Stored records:
========================================================================
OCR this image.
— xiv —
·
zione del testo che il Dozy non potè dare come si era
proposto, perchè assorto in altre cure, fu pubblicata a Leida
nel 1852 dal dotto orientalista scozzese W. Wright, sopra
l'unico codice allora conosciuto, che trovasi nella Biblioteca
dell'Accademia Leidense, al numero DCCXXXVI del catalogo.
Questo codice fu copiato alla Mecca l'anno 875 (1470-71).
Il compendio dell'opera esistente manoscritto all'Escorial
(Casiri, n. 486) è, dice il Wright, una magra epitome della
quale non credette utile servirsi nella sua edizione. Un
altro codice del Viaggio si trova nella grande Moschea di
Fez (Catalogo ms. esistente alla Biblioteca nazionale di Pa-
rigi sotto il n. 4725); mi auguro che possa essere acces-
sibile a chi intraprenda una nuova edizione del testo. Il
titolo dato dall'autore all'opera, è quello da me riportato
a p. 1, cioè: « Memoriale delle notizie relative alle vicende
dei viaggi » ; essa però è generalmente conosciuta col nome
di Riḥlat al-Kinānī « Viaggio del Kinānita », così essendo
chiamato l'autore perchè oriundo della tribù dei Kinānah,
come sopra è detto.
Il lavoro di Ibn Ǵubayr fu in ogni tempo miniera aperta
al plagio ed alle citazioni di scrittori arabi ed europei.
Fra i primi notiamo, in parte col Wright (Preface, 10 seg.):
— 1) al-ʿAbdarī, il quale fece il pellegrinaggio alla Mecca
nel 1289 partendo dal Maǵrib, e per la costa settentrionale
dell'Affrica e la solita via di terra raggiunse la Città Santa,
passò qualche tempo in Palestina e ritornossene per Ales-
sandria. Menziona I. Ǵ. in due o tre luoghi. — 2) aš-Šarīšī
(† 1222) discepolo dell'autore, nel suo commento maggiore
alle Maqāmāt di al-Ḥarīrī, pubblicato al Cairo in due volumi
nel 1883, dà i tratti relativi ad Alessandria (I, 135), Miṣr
========================================================================
EXERCISE ::
Write out every line of the records exactly.

OUTPUT OF THE TASK ::
OCR this image.
— xiv —
·
zione del testo che il Dozy non potè dare come si era
proposto, perchè assorto in altre cure, fu pubblicata a Leida
nel 1852 dal dotto orientalista scozzese W. Wright, sopra
l'unico codice allora conosciuto, che trovasi nella Biblioteca
dell'Accademia Leidense, al numero DCCXXXVI del catalogo.
Questo codice fu copiato alla Mecca l'anno 875 (1470-71).
Il compendio dell'opera esistente manoscritto all'Escorial
(Casiri, n. 486) è, dice il Wright, una magra epitome della
quale non credette utile servirsi nella sua edizione. Un
altro codice del Viaggio si trova nella grande Moschea di
Fez (Catalogo ms. esistente alla Biblioteca nazionale di Pa-
rigi sotto il n. 4725); mi auguro che possa essere acces-
sibile a chi intraprenda una nuova edizione del testo. Il
titolo dato dall'autore all'opera, è quello da me riportato
a p. 1, cioè: « Memoriale delle notizie relative alle vicende
dei viaggi » ; essa però è generalmente conosciuta col nome
di Riḥlat al-Kinānī « Viaggio del Kinānita », così essendo
chiamato l'autore perchè oriundo della tribù dei Kinānah,
come sopra è detto.
Il lavoro di Ibn Ǵubayr fu in ogni tempo miniera aperta
al plagio ed alle citazioni di scrittori arabi ed europei.
Fra i primi notiamo, in parte col Wright (Preface, 10 seg.):
— 1) al-ʿAbdarī, il quale fece il pellegrinaggio alla Mecca
nel 1289 partendo dal Maǵrib, e per la costa settentrionale
dell'Affrica e la solita via di terra raggiunse la Città Santa,
passò qualche tempo in Palestina e ritornossene per Ales-
sandria. Menziona I. Ǵ. in due o tre luoghi. — 2) aš-Šarīšī
(† 1222) discepolo dell'autore, nel suo commento maggiore
alle Maqāmāt di al-Ḥarīrī, pubblicato al Cairo in due volumi
nel 1883, dà i tratti relativi ad Alessandria (I, 135), Miṣr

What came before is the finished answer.